▽
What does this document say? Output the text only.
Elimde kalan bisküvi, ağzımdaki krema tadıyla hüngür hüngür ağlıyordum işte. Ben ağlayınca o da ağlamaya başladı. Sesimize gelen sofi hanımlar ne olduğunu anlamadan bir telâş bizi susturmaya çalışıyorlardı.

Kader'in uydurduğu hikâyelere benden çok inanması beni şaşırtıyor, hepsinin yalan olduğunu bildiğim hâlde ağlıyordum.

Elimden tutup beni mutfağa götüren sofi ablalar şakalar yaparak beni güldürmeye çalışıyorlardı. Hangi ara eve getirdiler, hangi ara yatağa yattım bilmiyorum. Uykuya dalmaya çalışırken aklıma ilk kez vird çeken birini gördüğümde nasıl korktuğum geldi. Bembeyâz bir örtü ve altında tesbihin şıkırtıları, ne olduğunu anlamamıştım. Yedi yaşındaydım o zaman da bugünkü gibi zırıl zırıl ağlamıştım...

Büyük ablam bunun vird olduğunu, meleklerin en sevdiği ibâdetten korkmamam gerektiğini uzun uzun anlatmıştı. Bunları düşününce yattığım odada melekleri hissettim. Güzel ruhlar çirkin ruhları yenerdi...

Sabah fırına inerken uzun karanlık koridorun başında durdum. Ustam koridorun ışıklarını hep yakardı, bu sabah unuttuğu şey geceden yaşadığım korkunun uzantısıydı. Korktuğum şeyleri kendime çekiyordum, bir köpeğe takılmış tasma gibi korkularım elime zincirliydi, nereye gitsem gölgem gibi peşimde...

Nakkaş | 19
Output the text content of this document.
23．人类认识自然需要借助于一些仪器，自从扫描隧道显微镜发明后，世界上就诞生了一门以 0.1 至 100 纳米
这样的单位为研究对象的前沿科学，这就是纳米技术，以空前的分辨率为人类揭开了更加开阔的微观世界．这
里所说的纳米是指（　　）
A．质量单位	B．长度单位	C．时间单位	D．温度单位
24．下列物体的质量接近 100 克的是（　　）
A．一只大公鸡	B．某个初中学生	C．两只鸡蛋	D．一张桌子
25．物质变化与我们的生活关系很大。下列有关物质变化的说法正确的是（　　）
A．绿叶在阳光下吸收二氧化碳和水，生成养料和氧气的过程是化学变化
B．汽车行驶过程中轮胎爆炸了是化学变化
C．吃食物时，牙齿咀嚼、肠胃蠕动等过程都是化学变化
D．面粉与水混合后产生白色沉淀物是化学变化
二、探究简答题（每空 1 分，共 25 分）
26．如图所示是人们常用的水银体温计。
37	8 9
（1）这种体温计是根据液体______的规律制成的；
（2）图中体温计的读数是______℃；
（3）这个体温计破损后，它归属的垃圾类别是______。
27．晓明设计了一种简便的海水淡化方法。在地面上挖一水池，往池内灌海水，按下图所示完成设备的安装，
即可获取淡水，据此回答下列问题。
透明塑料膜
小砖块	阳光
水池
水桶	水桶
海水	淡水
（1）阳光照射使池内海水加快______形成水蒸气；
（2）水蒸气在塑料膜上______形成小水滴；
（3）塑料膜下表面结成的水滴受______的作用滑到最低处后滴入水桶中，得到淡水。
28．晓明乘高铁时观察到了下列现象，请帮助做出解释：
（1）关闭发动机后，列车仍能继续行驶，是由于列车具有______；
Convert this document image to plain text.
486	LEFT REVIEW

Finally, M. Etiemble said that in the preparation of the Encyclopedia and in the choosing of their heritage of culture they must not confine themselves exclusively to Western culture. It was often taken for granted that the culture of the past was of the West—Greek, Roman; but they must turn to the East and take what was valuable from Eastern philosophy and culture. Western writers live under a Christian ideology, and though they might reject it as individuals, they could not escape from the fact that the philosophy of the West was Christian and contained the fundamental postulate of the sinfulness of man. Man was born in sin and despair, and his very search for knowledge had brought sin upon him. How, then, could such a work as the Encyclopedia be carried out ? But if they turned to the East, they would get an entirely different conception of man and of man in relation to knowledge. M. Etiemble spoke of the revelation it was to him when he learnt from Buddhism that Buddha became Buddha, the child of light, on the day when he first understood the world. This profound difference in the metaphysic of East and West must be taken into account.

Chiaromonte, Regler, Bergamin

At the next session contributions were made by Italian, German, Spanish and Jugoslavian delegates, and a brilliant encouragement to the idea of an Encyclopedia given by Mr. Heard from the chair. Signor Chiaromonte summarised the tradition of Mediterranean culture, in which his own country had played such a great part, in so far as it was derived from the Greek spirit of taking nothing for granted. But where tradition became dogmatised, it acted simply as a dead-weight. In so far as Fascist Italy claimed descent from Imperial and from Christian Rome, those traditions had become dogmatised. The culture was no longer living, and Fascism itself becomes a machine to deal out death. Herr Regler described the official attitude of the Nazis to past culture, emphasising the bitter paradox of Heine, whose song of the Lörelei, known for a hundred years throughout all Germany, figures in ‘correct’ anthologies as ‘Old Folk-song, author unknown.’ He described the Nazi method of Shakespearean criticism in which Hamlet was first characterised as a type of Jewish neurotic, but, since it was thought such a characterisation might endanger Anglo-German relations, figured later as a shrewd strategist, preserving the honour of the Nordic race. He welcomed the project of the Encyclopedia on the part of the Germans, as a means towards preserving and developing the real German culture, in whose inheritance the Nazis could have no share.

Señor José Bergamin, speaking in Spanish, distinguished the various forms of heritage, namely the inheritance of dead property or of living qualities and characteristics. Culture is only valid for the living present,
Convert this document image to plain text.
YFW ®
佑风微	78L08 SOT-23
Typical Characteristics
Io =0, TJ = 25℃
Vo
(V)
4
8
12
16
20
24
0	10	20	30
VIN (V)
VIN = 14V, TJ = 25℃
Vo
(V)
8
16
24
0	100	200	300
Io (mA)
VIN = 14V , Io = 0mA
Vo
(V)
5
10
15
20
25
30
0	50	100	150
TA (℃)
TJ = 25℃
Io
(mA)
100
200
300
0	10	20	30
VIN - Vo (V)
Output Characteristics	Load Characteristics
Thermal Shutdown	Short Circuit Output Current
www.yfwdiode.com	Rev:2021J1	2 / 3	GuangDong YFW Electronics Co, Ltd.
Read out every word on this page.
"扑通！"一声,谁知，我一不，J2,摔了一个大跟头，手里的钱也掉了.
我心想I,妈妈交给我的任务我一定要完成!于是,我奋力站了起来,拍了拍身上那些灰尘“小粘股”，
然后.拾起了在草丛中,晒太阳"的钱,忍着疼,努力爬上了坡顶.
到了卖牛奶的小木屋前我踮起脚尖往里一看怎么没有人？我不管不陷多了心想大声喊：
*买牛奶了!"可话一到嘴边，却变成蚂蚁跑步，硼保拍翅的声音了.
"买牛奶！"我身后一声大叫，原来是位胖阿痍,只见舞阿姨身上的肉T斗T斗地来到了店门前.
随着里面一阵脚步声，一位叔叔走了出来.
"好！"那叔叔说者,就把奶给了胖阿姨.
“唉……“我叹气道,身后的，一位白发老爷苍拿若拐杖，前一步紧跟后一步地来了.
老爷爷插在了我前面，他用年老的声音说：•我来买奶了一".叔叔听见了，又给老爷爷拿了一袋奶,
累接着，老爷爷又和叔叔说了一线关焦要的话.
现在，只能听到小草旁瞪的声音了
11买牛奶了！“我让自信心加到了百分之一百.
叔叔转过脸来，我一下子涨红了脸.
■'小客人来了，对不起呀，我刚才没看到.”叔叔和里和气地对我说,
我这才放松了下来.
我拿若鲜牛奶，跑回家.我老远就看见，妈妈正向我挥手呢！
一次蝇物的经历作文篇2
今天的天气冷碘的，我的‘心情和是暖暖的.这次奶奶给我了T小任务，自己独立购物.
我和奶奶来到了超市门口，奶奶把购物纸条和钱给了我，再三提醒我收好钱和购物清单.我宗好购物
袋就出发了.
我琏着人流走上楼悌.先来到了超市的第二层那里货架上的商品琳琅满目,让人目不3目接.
△
- [Work to be completed] Copy out the material above in its entirety. Every detail must match.

- [The completed task]
What does this document say? Output the text only.
Elimde kalan bisküvi, ağzımdaki krema tadıyla hüngür hüngür ağlıyordum işte. Ben ağlayınca o da ağlamaya başladı. Sesimize gelen sofi hanımlar ne olduğunu anlamadan bir telâş bizi susturmaya çalışıyorlardı.

Kader'in uydurduğu hikâyelere benden çok inanması beni şaşırtıyor, hepsinin yalan olduğunu bildiğim hâlde ağlıyordum.

Elimden tutup beni mutfağa götüren sofi ablalar şakalar yaparak beni güldürmeye çalışıyorlardı. Hangi ara eve getirdiler, hangi ara yatağa yattım bilmiyorum. Uykuya dalmaya çalışırken aklıma ilk kez vird çeken birini gördüğümde nasıl korktuğum geldi. Bembeyâz bir örtü ve altında tesbihin şıkırtıları, ne olduğunu anlamamıştım. Yedi yaşındaydım o zaman da bugünkü gibi zırıl zırıl ağlamıştım...

Büyük ablam bunun vird olduğunu, meleklerin en sevdiği ibâdetten korkmamam gerektiğini uzun uzun anlatmıştı. Bunları düşününce yattığım odada melekleri hissettim. Güzel ruhlar çirkin ruhları yenerdi...

Sabah fırına inerken uzun karanlık koridorun başında durdum. Ustam koridorun ışıklarını hep yakardı, bu sabah unuttuğu şey geceden yaşadığım korkunun uzantısıydı. Korktuğum şeyleri kendime çekiyordum, bir köpeğe takılmış tasma gibi korkularım elime zincirliydi, nereye gitsem gölgem gibi peşimde...

Nakkaş | 19
Output the text content of this document.
23．人类认识自然需要借助于一些仪器，自从扫描隧道显微镜发明后，世界上就诞生了一门以 0.1 至 100 纳米
这样的单位为研究对象的前沿科学，这就是纳米技术，以空前的分辨率为人类揭开了更加开阔的微观世界．这
里所说的纳米是指（　　）
A．质量单位	B．长度单位	C．时间单位	D．温度单位
24．下列物体的质量接近 100 克的是（　　）
A．一只大公鸡	B．某个初中学生	C．两只鸡蛋	D．一张桌子
25．物质变化与我们的生活关系很大。下列有关物质变化的说法正确的是（　　）
A．绿叶在阳光下吸收二氧化碳和水，生成养料和氧气的过程是化学变化
B．汽车行驶过程中轮胎爆炸了是化学变化
C．吃食物时，牙齿咀嚼、肠胃蠕动等过程都是化学变化
D．面粉与水混合后产生白色沉淀物是化学变化
二、探究简答题（每空 1 分，共 25 分）
26．如图所示是人们常用的水银体温计。
37	8 9
（1）这种体温计是根据液体______的规律制成的；
（2）图中体温计的读数是______℃；
（3）这个体温计破损后，它归属的垃圾类别是______。
27．晓明设计了一种简便的海水淡化方法。在地面上挖一水池，往池内灌海水，按下图所示完成设备的安装，
即可获取淡水，据此回答下列问题。
透明塑料膜
小砖块	阳光
水池
水桶	水桶
海水	淡水
（1）阳光照射使池内海水加快______形成水蒸气；
（2）水蒸气在塑料膜上______形成小水滴；
（3）塑料膜下表面结成的水滴受______的作用滑到最低处后滴入水桶中，得到淡水。
28．晓明乘高铁时观察到了下列现象，请帮助做出解释：
（1）关闭发动机后，列车仍能继续行驶，是由于列车具有______；
Convert this document image to plain text.
486	LEFT REVIEW

Finally, M. Etiemble said that in the preparation of the Encyclopedia and in the choosing of their heritage of culture they must not confine themselves exclusively to Western culture. It was often taken for granted that the culture of the past was of the West—Greek, Roman; but they must turn to the East and take what was valuable from Eastern philosophy and culture. Western writers live under a Christian ideology, and though they might reject it as individuals, they could not escape from the fact that the philosophy of the West was Christian and contained the fundamental postulate of the sinfulness of man. Man was born in sin and despair, and his very search for knowledge had brought sin upon him. How, then, could such a work as the Encyclopedia be carried out ? But if they turned to the East, they would get an entirely different conception of man and of man in relation to knowledge. M. Etiemble spoke of the revelation it was to him when he learnt from Buddhism that Buddha became Buddha, the child of light, on the day when he first understood the world. This profound difference in the metaphysic of East and West must be taken into account.

Chiaromonte, Regler, Bergamin

At the next session contributions were made by Italian, German, Spanish and Jugoslavian delegates, and a brilliant encouragement to the idea of an Encyclopedia given by Mr. Heard from the chair. Signor Chiaromonte summarised the tradition of Mediterranean culture, in which his own country had played such a great part, in so far as it was derived from the Greek spirit of taking nothing for granted. But where tradition became dogmatised, it acted simply as a dead-weight. In so far as Fascist Italy claimed descent from Imperial and from Christian Rome, those traditions had become dogmatised. The culture was no longer living, and Fascism itself becomes a machine to deal out death. Herr Regler described the official attitude of the Nazis to past culture, emphasising the bitter paradox of Heine, whose song of the Lörelei, known for a hundred years throughout all Germany, figures in ‘correct’ anthologies as ‘Old Folk-song, author unknown.’ He described the Nazi method of Shakespearean criticism in which Hamlet was first characterised as a type of Jewish neurotic, but, since it was thought such a characterisation might endanger Anglo-German relations, figured later as a shrewd strategist, preserving the honour of the Nordic race. He welcomed the project of the Encyclopedia on the part of the Germans, as a means towards preserving and developing the real German culture, in whose inheritance the Nazis could have no share.

Señor José Bergamin, speaking in Spanish, distinguished the various forms of heritage, namely the inheritance of dead property or of living qualities and characteristics. Culture is only valid for the living present,
Convert this document image to plain text.
YFW ®
佑风微	78L08 SOT-23
Typical Characteristics
Io =0, TJ = 25℃
Vo
(V)
4
8
12
16
20
24
0	10	20	30
VIN (V)
VIN = 14V, TJ = 25℃
Vo
(V)
8
16
24
0	100	200	300
Io (mA)
VIN = 14V , Io = 0mA
Vo
(V)
5
10
15
20
25
30
0	50	100	150
TA (℃)
TJ = 25℃
Io
(mA)
100
200
300
0	10	20	30
VIN - Vo (V)
Output Characteristics	Load Characteristics
Thermal Shutdown	Short Circuit Output Current
www.yfwdiode.com	Rev:2021J1	2 / 3	GuangDong YFW Electronics Co, Ltd.
Read out every word on this page.
"扑通！"一声,谁知，我一不，J2,摔了一个大跟头，手里的钱也掉了.
我心想I,妈妈交给我的任务我一定要完成!于是,我奋力站了起来,拍了拍身上那些灰尘“小粘股”，
然后.拾起了在草丛中,晒太阳"的钱,忍着疼,努力爬上了坡顶.
到了卖牛奶的小木屋前我踮起脚尖往里一看怎么没有人？我不管不陷多了心想大声喊：
*买牛奶了!"可话一到嘴边，却变成蚂蚁跑步，硼保拍翅的声音了.
"买牛奶！"我身后一声大叫，原来是位胖阿痍,只见舞阿姨身上的肉T斗T斗地来到了店门前.
随着里面一阵脚步声，一位叔叔走了出来.
"好！"那叔叔说者,就把奶给了胖阿姨.
“唉……“我叹气道,身后的，一位白发老爷苍拿若拐杖，前一步紧跟后一步地来了.
老爷爷插在了我前面，他用年老的声音说：•我来买奶了一".叔叔听见了，又给老爷爷拿了一袋奶,
累接着，老爷爷又和叔叔说了一线关焦要的话.
现在，只能听到小草旁瞪的声音了
11买牛奶了！“我让自信心加到了百分之一百.
叔叔转过脸来，我一下子涨红了脸.
■'小客人来了，对不起呀，我刚才没看到.”叔叔和里和气地对我说,
我这才放松了下来.
我拿若鲜牛奶，跑回家.我老远就看见，妈妈正向我挥手呢！
一次蝇物的经历作文篇2
今天的天气冷碘的，我的‘心情和是暖暖的.这次奶奶给我了T小任务，自己独立购物.
我和奶奶来到了超市门口，奶奶把购物纸条和钱给了我，再三提醒我收好钱和购物清单.我宗好购物
袋就出发了.
我琏着人流走上楼悌.先来到了超市的第二层那里货架上的商品琳琅满目,让人目不3目接.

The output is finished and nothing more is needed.